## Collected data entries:
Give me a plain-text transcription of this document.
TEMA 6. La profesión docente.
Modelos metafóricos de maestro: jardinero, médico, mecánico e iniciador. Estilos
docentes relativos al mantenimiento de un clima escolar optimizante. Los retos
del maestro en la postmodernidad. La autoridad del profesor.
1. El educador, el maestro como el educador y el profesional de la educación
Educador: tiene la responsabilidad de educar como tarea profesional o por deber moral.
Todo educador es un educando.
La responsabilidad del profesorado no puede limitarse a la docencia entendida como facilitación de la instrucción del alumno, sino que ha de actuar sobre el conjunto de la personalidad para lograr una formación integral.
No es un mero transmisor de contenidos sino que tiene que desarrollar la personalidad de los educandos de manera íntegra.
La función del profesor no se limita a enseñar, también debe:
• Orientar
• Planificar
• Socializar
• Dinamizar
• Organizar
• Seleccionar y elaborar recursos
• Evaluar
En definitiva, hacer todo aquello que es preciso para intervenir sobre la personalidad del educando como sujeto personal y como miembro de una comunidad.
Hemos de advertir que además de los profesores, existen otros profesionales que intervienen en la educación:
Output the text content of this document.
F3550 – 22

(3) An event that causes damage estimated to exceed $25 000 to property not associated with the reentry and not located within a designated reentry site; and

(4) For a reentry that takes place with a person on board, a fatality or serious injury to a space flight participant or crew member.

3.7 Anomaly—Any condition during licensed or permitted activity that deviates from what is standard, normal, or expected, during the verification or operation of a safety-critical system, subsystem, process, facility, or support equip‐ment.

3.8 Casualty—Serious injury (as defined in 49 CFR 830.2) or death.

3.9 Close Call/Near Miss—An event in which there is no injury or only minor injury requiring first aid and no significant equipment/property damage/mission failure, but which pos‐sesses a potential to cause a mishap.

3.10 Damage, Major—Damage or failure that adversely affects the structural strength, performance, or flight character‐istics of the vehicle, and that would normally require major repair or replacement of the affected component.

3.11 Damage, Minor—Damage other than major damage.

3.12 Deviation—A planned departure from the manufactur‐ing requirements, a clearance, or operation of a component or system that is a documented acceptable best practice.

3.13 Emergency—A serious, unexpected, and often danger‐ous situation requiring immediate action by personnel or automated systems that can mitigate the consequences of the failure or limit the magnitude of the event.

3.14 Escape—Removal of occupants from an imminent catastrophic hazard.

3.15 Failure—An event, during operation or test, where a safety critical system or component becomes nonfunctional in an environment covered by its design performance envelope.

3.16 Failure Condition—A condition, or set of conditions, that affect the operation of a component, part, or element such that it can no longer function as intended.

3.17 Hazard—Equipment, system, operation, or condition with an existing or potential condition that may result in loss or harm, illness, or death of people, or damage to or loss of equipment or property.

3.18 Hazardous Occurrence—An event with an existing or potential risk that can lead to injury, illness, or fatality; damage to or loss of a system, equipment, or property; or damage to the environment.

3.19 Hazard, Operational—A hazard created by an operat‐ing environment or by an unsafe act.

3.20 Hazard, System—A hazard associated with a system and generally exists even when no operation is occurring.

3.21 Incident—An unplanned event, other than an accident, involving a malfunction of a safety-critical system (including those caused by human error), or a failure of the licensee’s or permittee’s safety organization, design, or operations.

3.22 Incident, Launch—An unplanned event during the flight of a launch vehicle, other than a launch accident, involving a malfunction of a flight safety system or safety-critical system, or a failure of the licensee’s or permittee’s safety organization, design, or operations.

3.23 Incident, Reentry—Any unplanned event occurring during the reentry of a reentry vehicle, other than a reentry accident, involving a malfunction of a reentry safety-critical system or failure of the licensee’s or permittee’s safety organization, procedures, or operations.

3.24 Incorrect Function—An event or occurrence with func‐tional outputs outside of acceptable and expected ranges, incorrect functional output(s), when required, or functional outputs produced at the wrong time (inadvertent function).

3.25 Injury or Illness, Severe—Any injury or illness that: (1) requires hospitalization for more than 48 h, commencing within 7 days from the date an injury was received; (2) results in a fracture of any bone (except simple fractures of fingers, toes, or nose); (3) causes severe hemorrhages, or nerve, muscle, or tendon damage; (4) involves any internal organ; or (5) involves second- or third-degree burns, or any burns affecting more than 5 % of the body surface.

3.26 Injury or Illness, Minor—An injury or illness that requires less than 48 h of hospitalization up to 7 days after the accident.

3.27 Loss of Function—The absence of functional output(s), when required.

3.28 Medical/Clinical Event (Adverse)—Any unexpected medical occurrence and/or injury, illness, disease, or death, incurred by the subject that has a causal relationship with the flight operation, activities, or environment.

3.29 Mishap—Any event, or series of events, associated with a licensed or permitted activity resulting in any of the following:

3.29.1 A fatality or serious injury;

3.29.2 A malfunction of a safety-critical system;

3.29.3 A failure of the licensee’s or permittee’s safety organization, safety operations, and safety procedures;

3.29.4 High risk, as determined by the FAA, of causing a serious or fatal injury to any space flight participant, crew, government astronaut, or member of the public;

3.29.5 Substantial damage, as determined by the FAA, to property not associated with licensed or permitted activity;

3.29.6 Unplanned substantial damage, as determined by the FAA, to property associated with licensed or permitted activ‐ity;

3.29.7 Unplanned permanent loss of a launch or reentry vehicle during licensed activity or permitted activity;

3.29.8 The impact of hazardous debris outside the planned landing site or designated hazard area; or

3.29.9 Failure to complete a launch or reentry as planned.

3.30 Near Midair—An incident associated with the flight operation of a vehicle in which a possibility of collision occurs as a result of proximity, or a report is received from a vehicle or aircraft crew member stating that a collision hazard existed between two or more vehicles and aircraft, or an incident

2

## Job:
Give all the entries again exactly; leave none out.

## Exercise output:
Give me a plain-text transcription of this document.
TEMA 6. La profesión docente.
Modelos metafóricos de maestro: jardinero, médico, mecánico e iniciador. Estilos
docentes relativos al mantenimiento de un clima escolar optimizante. Los retos
del maestro en la postmodernidad. La autoridad del profesor.
1. El educador, el maestro como el educador y el profesional de la educación
Educador: tiene la responsabilidad de educar como tarea profesional o por deber moral.
Todo educador es un educando.
La responsabilidad del profesorado no puede limitarse a la docencia entendida como facilitación de la instrucción del alumno, sino que ha de actuar sobre el conjunto de la personalidad para lograr una formación integral.
No es un mero transmisor de contenidos sino que tiene que desarrollar la personalidad de los educandos de manera íntegra.
La función del profesor no se limita a enseñar, también debe:
• Orientar
• Planificar
• Socializar
• Dinamizar
• Organizar
• Seleccionar y elaborar recursos
• Evaluar
En definitiva, hacer todo aquello que es preciso para intervenir sobre la personalidad del educando como sujeto personal y como miembro de una comunidad.
Hemos de advertir que además de los profesores, existen otros profesionales que intervienen en la educación:
Output the text content of this document.
F3550 – 22

(3) An event that causes damage estimated to exceed $25 000 to property not associated with the reentry and not located within a designated reentry site; and

(4) For a reentry that takes place with a person on board, a fatality or serious injury to a space flight participant or crew member.

3.7 Anomaly—Any condition during licensed or permitted activity that deviates from what is standard, normal, or expected, during the verification or operation of a safety-critical system, subsystem, process, facility, or support equip‐ment.

3.8 Casualty—Serious injury (as defined in 49 CFR 830.2) or death.

3.9 Close Call/Near Miss—An event in which there is no injury or only minor injury requiring first aid and no significant equipment/property damage/mission failure, but which pos‐sesses a potential to cause a mishap.

3.10 Damage, Major—Damage or failure that adversely affects the structural strength, performance, or flight character‐istics of the vehicle, and that would normally require major repair or replacement of the affected component.

3.11 Damage, Minor—Damage other than major damage.

3.12 Deviation—A planned departure from the manufactur‐ing requirements, a clearance, or operation of a component or system that is a documented acceptable best practice.

3.13 Emergency—A serious, unexpected, and often danger‐ous situation requiring immediate action by personnel or automated systems that can mitigate the consequences of the failure or limit the magnitude of the event.

3.14 Escape—Removal of occupants from an imminent catastrophic hazard.

3.15 Failure—An event, during operation or test, where a safety critical system or component becomes nonfunctional in an environment covered by its design performance envelope.

3.16 Failure Condition—A condition, or set of conditions, that affect the operation of a component, part, or element such that it can no longer function as intended.

3.17 Hazard—Equipment, system, operation, or condition with an existing or potential condition that may result in loss or harm, illness, or death of people, or damage to or loss of equipment or property.

3.18 Hazardous Occurrence—An event with an existing or potential risk that can lead to injury, illness, or fatality; damage to or loss of a system, equipment, or property; or damage to the environment.

3.19 Hazard, Operational—A hazard created by an operat‐ing environment or by an unsafe act.

3.20 Hazard, System—A hazard associated with a system and generally exists even when no operation is occurring.

3.21 Incident—An unplanned event, other than an accident, involving a malfunction of a safety-critical system (including those caused by human error), or a failure of the licensee’s or permittee’s safety organization, design, or operations.

3.22 Incident, Launch—An unplanned event during the flight of a launch vehicle, other than a launch accident, involving a malfunction of a flight safety system or safety-critical system, or a failure of the licensee’s or permittee’s safety organization, design, or operations.

3.23 Incident, Reentry—Any unplanned event occurring during the reentry of a reentry vehicle, other than a reentry accident, involving a malfunction of a reentry safety-critical system or failure of the licensee’s or permittee’s safety organization, procedures, or operations.

3.24 Incorrect Function—An event or occurrence with func‐tional outputs outside of acceptable and expected ranges, incorrect functional output(s), when required, or functional outputs produced at the wrong time (inadvertent function).

3.25 Injury or Illness, Severe—Any injury or illness that: (1) requires hospitalization for more than 48 h, commencing within 7 days from the date an injury was received; (2) results in a fracture of any bone (except simple fractures of fingers, toes, or nose); (3) causes severe hemorrhages, or nerve, muscle, or tendon damage; (4) involves any internal organ; or (5) involves second- or third-degree burns, or any burns affecting more than 5 % of the body surface.

3.26 Injury or Illness, Minor—An injury or illness that requires less than 48 h of hospitalization up to 7 days after the accident.

3.27 Loss of Function—The absence of functional output(s), when required.

3.28 Medical/Clinical Event (Adverse)—Any unexpected medical occurrence and/or injury, illness, disease, or death, incurred by the subject that has a causal relationship with the flight operation, activities, or environment.

3.29 Mishap—Any event, or series of events, associated with a licensed or permitted activity resulting in any of the following:

3.29.1 A fatality or serious injury;

3.29.2 A malfunction of a safety-critical system;

3.29.3 A failure of the licensee’s or permittee’s safety organization, safety operations, and safety procedures;

3.29.4 High risk, as determined by the FAA, of causing a serious or fatal injury to any space flight participant, crew, government astronaut, or member of the public;

3.29.5 Substantial damage, as determined by the FAA, to property not associated with licensed or permitted activity;

3.29.6 Unplanned substantial damage, as determined by the FAA, to property associated with licensed or permitted activ‐ity;

3.29.7 Unplanned permanent loss of a launch or reentry vehicle during licensed activity or permitted activity;

3.29.8 The impact of hazardous debris outside the planned landing site or designated hazard area; or

3.29.9 Failure to complete a launch or reentry as planned.

3.30 Near Midair—An incident associated with the flight operation of a vehicle in which a possibility of collision occurs as a result of proximity, or a report is received from a vehicle or aircraft crew member stating that a collision hazard existed between two or more vehicles and aircraft, or an incident

2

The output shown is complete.